>> START Data shown

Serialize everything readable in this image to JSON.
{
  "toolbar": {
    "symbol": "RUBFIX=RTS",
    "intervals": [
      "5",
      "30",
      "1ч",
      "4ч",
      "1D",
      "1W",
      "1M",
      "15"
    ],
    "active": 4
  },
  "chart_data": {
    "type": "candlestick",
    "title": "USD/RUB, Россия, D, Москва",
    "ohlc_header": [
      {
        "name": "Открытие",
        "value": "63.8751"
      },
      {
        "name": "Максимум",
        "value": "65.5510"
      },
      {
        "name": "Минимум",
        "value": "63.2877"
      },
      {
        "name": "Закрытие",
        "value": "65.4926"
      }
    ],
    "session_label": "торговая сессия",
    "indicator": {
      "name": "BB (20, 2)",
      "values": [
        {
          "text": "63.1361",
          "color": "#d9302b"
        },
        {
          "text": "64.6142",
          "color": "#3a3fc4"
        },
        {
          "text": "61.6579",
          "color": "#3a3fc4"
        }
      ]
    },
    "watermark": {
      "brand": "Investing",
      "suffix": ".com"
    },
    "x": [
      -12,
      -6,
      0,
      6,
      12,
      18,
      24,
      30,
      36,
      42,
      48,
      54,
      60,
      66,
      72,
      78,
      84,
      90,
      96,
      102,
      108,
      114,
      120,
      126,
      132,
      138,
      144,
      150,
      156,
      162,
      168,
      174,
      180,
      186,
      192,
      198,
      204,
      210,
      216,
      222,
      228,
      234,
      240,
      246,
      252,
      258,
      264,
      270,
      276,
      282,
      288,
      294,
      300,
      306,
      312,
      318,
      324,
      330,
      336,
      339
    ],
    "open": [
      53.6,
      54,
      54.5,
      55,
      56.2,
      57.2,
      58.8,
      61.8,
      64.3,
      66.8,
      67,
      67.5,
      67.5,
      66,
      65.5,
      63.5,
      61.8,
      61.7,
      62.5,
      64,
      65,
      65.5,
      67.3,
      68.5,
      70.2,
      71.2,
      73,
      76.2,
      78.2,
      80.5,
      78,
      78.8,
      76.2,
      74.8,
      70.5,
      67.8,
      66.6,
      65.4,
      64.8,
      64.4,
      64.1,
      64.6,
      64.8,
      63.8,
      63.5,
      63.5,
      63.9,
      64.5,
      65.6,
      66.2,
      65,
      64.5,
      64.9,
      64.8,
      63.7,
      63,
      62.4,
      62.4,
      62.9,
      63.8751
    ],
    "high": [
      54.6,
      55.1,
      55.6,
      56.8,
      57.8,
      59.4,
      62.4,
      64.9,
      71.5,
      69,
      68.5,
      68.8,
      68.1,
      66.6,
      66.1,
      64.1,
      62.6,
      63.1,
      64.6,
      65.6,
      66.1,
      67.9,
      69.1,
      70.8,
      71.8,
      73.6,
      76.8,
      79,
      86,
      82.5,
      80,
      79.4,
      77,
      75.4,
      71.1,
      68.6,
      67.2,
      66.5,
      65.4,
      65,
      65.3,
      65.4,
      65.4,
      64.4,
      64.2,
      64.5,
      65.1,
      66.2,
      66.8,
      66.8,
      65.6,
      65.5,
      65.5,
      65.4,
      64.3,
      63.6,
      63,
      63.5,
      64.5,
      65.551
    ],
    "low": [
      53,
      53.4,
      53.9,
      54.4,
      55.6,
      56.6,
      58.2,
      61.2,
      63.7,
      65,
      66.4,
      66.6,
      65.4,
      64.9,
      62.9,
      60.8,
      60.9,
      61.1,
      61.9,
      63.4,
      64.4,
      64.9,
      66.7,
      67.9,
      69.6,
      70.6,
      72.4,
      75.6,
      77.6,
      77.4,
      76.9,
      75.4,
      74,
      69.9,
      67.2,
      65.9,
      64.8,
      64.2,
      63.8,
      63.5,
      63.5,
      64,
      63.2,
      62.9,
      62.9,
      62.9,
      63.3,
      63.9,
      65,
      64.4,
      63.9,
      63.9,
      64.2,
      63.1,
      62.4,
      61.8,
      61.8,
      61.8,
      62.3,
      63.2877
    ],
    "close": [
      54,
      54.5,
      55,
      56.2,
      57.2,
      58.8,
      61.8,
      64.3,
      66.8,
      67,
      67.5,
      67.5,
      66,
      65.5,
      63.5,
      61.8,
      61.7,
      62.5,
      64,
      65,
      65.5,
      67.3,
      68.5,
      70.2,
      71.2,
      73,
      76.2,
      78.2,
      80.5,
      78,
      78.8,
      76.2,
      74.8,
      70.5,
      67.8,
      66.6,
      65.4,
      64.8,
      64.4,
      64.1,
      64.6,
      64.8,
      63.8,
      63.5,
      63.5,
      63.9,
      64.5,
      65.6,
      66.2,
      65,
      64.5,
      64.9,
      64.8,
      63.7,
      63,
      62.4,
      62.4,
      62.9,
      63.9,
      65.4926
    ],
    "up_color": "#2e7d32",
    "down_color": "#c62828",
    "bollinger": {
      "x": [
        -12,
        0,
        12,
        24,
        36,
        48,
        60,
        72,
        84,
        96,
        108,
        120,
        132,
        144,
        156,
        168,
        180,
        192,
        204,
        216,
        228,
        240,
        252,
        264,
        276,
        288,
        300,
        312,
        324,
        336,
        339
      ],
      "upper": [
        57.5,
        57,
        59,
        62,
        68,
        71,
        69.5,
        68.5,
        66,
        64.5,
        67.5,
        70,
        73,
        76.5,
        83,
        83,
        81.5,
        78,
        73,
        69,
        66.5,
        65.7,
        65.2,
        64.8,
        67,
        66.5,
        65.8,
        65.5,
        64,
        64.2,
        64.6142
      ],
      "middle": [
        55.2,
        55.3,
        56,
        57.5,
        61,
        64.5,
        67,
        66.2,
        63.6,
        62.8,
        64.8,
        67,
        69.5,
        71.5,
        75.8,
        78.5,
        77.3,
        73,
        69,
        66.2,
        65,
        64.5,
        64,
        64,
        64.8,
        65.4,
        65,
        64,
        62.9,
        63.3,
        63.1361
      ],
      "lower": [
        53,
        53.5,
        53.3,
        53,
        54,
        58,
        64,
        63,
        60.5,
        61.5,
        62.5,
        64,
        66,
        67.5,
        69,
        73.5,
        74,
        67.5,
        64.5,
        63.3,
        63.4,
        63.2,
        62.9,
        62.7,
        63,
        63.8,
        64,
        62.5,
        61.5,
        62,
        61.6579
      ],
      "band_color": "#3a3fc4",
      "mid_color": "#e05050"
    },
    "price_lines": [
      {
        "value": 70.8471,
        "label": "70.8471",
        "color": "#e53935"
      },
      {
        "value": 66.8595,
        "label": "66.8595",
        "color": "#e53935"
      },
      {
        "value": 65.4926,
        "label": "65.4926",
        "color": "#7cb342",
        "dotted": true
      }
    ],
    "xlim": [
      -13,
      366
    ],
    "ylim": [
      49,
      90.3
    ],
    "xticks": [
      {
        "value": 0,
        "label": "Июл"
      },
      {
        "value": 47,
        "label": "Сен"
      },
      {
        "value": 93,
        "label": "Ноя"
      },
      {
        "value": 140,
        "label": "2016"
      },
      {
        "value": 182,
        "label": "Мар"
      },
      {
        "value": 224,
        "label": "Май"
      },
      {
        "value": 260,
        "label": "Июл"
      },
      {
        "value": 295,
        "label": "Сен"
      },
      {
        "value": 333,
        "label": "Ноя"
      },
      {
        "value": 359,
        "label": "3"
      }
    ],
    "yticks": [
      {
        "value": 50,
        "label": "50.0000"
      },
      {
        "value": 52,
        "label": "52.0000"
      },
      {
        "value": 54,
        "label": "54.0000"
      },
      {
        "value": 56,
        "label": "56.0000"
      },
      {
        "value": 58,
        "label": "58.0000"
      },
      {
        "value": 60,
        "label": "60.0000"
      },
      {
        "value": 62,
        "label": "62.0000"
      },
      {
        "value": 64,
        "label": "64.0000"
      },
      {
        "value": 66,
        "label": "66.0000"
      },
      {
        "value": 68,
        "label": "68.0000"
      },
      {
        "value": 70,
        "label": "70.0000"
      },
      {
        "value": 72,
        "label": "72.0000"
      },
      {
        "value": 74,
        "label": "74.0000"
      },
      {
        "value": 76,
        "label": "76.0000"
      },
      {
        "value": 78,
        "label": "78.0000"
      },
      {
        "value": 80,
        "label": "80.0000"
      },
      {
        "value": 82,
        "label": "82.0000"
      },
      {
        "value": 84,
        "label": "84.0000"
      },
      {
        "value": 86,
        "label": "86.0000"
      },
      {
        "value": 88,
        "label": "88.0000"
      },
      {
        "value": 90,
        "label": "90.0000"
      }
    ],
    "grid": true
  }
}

>> END Data shown

▸ Task directions: In the records above, how many lines contain the word "text"? Give the number alone.

▸ The reply: 3